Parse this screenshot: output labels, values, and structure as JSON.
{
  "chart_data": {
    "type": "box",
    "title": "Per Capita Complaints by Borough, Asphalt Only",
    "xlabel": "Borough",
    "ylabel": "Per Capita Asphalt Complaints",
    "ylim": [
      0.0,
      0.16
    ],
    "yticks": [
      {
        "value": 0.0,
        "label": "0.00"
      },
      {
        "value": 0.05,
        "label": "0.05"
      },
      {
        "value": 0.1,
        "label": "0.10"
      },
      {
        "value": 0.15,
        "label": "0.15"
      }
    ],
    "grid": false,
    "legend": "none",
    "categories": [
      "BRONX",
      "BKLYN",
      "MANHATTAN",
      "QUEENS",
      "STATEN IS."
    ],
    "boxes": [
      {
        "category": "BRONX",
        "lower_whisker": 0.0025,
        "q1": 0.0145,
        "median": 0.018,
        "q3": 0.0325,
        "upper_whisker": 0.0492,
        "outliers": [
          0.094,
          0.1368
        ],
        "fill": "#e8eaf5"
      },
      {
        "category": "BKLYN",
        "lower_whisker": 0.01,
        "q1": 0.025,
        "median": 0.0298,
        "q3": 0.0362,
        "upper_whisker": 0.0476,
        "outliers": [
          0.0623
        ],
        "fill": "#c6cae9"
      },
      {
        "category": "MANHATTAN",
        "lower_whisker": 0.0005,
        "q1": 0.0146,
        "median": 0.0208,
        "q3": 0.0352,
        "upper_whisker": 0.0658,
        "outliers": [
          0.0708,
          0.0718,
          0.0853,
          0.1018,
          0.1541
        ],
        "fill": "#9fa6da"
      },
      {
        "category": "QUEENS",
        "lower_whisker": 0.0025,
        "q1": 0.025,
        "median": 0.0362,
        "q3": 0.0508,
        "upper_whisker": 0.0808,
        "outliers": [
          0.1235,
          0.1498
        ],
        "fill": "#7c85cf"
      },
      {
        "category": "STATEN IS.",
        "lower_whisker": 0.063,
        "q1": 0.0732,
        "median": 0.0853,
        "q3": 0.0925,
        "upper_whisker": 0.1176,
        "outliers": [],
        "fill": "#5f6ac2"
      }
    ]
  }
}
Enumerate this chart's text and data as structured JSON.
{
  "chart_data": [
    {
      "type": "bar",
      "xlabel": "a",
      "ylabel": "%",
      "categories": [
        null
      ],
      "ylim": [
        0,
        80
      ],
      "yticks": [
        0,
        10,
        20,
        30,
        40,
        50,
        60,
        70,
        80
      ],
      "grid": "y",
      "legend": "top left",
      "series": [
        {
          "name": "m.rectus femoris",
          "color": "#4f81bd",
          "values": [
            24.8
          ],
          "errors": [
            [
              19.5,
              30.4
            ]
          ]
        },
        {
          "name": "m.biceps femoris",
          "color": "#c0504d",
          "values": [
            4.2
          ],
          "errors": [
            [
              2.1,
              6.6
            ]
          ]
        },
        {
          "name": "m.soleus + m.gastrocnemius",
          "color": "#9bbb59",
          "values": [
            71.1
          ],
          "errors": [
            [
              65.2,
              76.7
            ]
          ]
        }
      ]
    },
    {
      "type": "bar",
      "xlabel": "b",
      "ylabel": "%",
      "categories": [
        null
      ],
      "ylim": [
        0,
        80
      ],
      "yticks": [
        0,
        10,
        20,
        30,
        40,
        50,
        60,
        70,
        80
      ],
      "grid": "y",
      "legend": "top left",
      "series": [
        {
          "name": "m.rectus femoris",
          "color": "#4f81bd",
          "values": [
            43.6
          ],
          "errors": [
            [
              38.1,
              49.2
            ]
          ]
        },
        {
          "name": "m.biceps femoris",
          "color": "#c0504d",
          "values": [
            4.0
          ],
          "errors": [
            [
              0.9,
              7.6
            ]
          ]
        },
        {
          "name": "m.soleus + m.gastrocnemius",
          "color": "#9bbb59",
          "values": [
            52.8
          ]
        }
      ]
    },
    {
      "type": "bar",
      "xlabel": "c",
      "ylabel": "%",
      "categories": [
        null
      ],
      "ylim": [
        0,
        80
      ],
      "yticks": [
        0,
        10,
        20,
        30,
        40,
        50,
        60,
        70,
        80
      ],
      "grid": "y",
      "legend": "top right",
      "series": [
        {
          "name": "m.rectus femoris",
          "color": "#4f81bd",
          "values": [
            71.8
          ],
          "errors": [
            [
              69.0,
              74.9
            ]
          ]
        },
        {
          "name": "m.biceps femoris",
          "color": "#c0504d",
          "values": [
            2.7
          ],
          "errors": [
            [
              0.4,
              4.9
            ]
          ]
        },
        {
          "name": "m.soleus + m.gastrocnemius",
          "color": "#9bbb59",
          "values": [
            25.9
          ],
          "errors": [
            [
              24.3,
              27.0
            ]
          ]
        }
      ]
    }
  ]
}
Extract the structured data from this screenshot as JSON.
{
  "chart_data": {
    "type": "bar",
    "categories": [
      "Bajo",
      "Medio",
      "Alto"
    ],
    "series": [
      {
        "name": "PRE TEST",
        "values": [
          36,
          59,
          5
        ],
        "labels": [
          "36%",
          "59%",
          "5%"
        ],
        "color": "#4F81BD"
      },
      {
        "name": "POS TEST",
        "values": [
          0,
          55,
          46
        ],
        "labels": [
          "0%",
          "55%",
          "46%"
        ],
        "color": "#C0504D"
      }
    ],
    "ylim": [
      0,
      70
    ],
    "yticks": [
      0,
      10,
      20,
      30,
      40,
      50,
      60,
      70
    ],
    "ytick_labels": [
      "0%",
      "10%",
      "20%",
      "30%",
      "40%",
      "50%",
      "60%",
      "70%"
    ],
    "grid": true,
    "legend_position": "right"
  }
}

AIM >> Extract all of the data above and output it character for character.

EXERCISE SOLUTION >>
Parse this screenshot: output labels, values, and structure as JSON.
{
  "chart_data": {
    "type": "box",
    "title": "Per Capita Complaints by Borough, Asphalt Only",
    "xlabel": "Borough",
    "ylabel": "Per Capita Asphalt Complaints",
    "ylim": [
      0.0,
      0.16
    ],
    "yticks": [
      {
        "value": 0.0,
        "label": "0.00"
      },
      {
        "value": 0.05,
        "label": "0.05"
      },
      {
        "value": 0.1,
        "label": "0.10"
      },
      {
        "value": 0.15,
        "label": "0.15"
      }
    ],
    "grid": false,
    "legend": "none",
    "categories": [
      "BRONX",
      "BKLYN",
      "MANHATTAN",
      "QUEENS",
      "STATEN IS."
    ],
    "boxes": [
      {
        "category": "BRONX",
        "lower_whisker": 0.0025,
        "q1": 0.0145,
        "median": 0.018,
        "q3": 0.0325,
        "upper_whisker": 0.0492,
        "outliers": [
          0.094,
          0.1368
        ],
        "fill": "#e8eaf5"
      },
      {
        "category": "BKLYN",
        "lower_whisker": 0.01,
        "q1": 0.025,
        "median": 0.0298,
        "q3": 0.0362,
        "upper_whisker": 0.0476,
        "outliers": [
          0.0623
        ],
        "fill": "#c6cae9"
      },
      {
        "category": "MANHATTAN",
        "lower_whisker": 0.0005,
        "q1": 0.0146,
        "median": 0.0208,
        "q3": 0.0352,
        "upper_whisker": 0.0658,
        "outliers": [
          0.0708,
          0.0718,
          0.0853,
          0.1018,
          0.1541
        ],
        "fill": "#9fa6da"
      },
      {
        "category": "QUEENS",
        "lower_whisker": 0.0025,
        "q1": 0.025,
        "median": 0.0362,
        "q3": 0.0508,
        "upper_whisker": 0.0808,
        "outliers": [
          0.1235,
          0.1498
        ],
        "fill": "#7c85cf"
      },
      {
        "category": "STATEN IS.",
        "lower_whisker": 0.063,
        "q1": 0.0732,
        "median": 0.0853,
        "q3": 0.0925,
        "upper_whisker": 0.1176,
        "outliers": [],
        "fill": "#5f6ac2"
      }
    ]
  }
}
Enumerate this chart's text and data as structured JSON.
{
  "chart_data": [
    {
      "type": "bar",
      "xlabel": "a",
      "ylabel": "%",
      "categories": [
        null
      ],
      "ylim": [
        0,
        80
      ],
      "yticks": [
        0,
        10,
        20,
        30,
        40,
        50,
        60,
        70,
        80
      ],
      "grid": "y",
      "legend": "top left",
      "series": [
        {
          "name": "m.rectus femoris",
          "color": "#4f81bd",
          "values": [
            24.8
          ],
          "errors": [
            [
              19.5,
              30.4
            ]
          ]
        },
        {
          "name": "m.biceps femoris",
          "color": "#c0504d",
          "values": [
            4.2
          ],
          "errors": [
            [
              2.1,
              6.6
            ]
          ]
        },
        {
          "name": "m.soleus + m.gastrocnemius",
          "color": "#9bbb59",
          "values": [
            71.1
          ],
          "errors": [
            [
              65.2,
              76.7
            ]
          ]
        }
      ]
    },
    {
      "type": "bar",
      "xlabel": "b",
      "ylabel": "%",
      "categories": [
        null
      ],
      "ylim": [
        0,
        80
      ],
      "yticks": [
        0,
        10,
        20,
        30,
        40,
        50,
        60,
        70,
        80
      ],
      "grid": "y",
      "legend": "top left",
      "series": [
        {
          "name": "m.rectus femoris",
          "color": "#4f81bd",
          "values": [
            43.6
          ],
          "errors": [
            [
              38.1,
              49.2
            ]
          ]
        },
        {
          "name": "m.biceps femoris",
          "color": "#c0504d",
          "values": [
            4.0
          ],
          "errors": [
            [
              0.9,
              7.6
            ]
          ]
        },
        {
          "name": "m.soleus + m.gastrocnemius",
          "color": "#9bbb59",
          "values": [
            52.8
          ]
        }
      ]
    },
    {
      "type": "bar",
      "xlabel": "c",
      "ylabel": "%",
      "categories": [
        null
      ],
      "ylim": [
        0,
        80
      ],
      "yticks": [
        0,
        10,
        20,
        30,
        40,
        50,
        60,
        70,
        80
      ],
      "grid": "y",
      "legend": "top right",
      "series": [
        {
          "name": "m.rectus femoris",
          "color": "#4f81bd",
          "values": [
            71.8
          ],
          "errors": [
            [
              69.0,
              74.9
            ]
          ]
        },
        {
          "name": "m.biceps femoris",
          "color": "#c0504d",
          "values": [
            2.7
          ],
          "errors": [
            [
              0.4,
              4.9
            ]
          ]
        },
        {
          "name": "m.soleus + m.gastrocnemius",
          "color": "#9bbb59",
          "values": [
            25.9
          ],
          "errors": [
            [
              24.3,
              27.0
            ]
          ]
        }
      ]
    }
  ]
}
Extract the structured data from this screenshot as JSON.
{
  "chart_data": {
    "type": "bar",
    "categories": [
      "Bajo",
      "Medio",
      "Alto"
    ],
    "series": [
      {
        "name": "PRE TEST",
        "values": [
          36,
          59,
          5
        ],
        "labels": [
          "36%",
          "59%",
          "5%"
        ],
        "color": "#4F81BD"
      },
      {
        "name": "POS TEST",
        "values": [
          0,
          55,
          46
        ],
        "labels": [
          "0%",
          "55%",
          "46%"
        ],
        "color": "#C0504D"
      }
    ],
    "ylim": [
      0,
      70
    ],
    "yticks": [
      0,
      10,
      20,
      30,
      40,
      50,
      60,
      70
    ],
    "ytick_labels": [
      "0%",
      "10%",
      "20%",
      "30%",
      "40%",
      "50%",
      "60%",
      "70%"
    ],
    "grid": true,
    "legend_position": "right"
  }
}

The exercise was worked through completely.